Data entries
....

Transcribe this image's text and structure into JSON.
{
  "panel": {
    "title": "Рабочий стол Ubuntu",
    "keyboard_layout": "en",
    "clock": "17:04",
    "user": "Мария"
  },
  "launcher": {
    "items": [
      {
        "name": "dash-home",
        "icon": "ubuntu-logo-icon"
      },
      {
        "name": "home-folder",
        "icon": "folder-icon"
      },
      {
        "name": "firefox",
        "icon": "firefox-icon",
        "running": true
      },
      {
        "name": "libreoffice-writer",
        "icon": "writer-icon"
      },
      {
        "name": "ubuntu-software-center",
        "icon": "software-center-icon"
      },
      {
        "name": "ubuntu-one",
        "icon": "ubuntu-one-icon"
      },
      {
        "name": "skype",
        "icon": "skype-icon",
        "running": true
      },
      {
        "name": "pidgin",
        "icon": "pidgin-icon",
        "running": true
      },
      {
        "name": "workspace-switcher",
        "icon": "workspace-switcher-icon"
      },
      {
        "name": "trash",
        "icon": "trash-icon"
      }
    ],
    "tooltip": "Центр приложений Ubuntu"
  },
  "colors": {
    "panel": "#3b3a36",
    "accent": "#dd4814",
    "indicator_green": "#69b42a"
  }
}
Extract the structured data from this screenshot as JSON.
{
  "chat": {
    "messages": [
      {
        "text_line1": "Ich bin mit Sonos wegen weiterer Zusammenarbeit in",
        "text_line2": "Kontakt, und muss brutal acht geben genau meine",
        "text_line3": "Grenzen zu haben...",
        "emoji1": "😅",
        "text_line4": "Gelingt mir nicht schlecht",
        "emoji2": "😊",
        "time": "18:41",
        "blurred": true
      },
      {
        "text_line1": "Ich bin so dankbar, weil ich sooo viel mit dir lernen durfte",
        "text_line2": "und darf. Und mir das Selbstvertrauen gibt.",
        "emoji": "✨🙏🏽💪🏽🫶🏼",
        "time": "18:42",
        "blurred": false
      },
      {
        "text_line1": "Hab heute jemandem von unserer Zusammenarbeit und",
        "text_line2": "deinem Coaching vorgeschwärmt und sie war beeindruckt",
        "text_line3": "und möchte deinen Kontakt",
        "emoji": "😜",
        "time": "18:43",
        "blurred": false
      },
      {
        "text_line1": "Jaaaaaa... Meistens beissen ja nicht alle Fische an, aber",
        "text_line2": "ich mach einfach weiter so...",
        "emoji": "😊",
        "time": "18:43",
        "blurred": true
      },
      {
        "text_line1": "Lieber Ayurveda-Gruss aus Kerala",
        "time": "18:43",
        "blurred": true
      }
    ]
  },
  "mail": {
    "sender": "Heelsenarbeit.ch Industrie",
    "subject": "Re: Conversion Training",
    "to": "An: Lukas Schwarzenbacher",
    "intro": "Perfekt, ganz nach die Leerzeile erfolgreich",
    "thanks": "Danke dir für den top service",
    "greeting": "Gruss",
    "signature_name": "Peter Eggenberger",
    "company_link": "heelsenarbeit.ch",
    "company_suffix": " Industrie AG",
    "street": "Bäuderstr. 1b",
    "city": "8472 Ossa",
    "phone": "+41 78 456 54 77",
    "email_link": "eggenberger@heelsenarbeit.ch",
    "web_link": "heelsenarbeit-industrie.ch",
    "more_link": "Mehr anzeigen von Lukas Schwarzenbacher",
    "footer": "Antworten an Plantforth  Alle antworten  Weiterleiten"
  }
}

....

Exact copies of all the records are required.

Transcribe this image's text and structure into JSON.
{
  "panel": {
    "title": "Рабочий стол Ubuntu",
    "keyboard_layout": "en",
    "clock": "17:04",
    "user": "Мария"
  },
  "launcher": {
    "items": [
      {
        "name": "dash-home",
        "icon": "ubuntu-logo-icon"
      },
      {
        "name": "home-folder",
        "icon": "folder-icon"
      },
      {
        "name": "firefox",
        "icon": "firefox-icon",
        "running": true
      },
      {
        "name": "libreoffice-writer",
        "icon": "writer-icon"
      },
      {
        "name": "ubuntu-software-center",
        "icon": "software-center-icon"
      },
      {
        "name": "ubuntu-one",
        "icon": "ubuntu-one-icon"
      },
      {
        "name": "skype",
        "icon": "skype-icon",
        "running": true
      },
      {
        "name": "pidgin",
        "icon": "pidgin-icon",
        "running": true
      },
      {
        "name": "workspace-switcher",
        "icon": "workspace-switcher-icon"
      },
      {
        "name": "trash",
        "icon": "trash-icon"
      }
    ],
    "tooltip": "Центр приложений Ubuntu"
  },
  "colors": {
    "panel": "#3b3a36",
    "accent": "#dd4814",
    "indicator_green": "#69b42a"
  }
}
Extract the structured data from this screenshot as JSON.
{
  "chat": {
    "messages": [
      {
        "text_line1": "Ich bin mit Sonos wegen weiterer Zusammenarbeit in",
        "text_line2": "Kontakt, und muss brutal acht geben genau meine",
        "text_line3": "Grenzen zu haben...",
        "emoji1": "😅",
        "text_line4": "Gelingt mir nicht schlecht",
        "emoji2": "😊",
        "time": "18:41",
        "blurred": true
      },
      {
        "text_line1": "Ich bin so dankbar, weil ich sooo viel mit dir lernen durfte",
        "text_line2": "und darf. Und mir das Selbstvertrauen gibt.",
        "emoji": "✨🙏🏽💪🏽🫶🏼",
        "time": "18:42",
        "blurred": false
      },
      {
        "text_line1": "Hab heute jemandem von unserer Zusammenarbeit und",
        "text_line2": "deinem Coaching vorgeschwärmt und sie war beeindruckt",
        "text_line3": "und möchte deinen Kontakt",
        "emoji": "😜",
        "time": "18:43",
        "blurred": false
      },
      {
        "text_line1": "Jaaaaaa... Meistens beissen ja nicht alle Fische an, aber",
        "text_line2": "ich mach einfach weiter so...",
        "emoji": "😊",
        "time": "18:43",
        "blurred": true
      },
      {
        "text_line1": "Lieber Ayurveda-Gruss aus Kerala",
        "time": "18:43",
        "blurred": true
      }
    ]
  },
  "mail": {
    "sender": "Heelsenarbeit.ch Industrie",
    "subject": "Re: Conversion Training",
    "to": "An: Lukas Schwarzenbacher",
    "intro": "Perfekt, ganz nach die Leerzeile erfolgreich",
    "thanks": "Danke dir für den top service",
    "greeting": "Gruss",
    "signature_name": "Peter Eggenberger",
    "company_link": "heelsenarbeit.ch",
    "company_suffix": " Industrie AG",
    "street": "Bäuderstr. 1b",
    "city": "8472 Ossa",
    "phone": "+41 78 456 54 77",
    "email_link": "eggenberger@heelsenarbeit.ch",
    "web_link": "heelsenarbeit-industrie.ch",
    "more_link": "Mehr anzeigen von Lukas Schwarzenbacher",
    "footer": "Antworten an Plantforth  Alle antworten  Weiterleiten"
  }
}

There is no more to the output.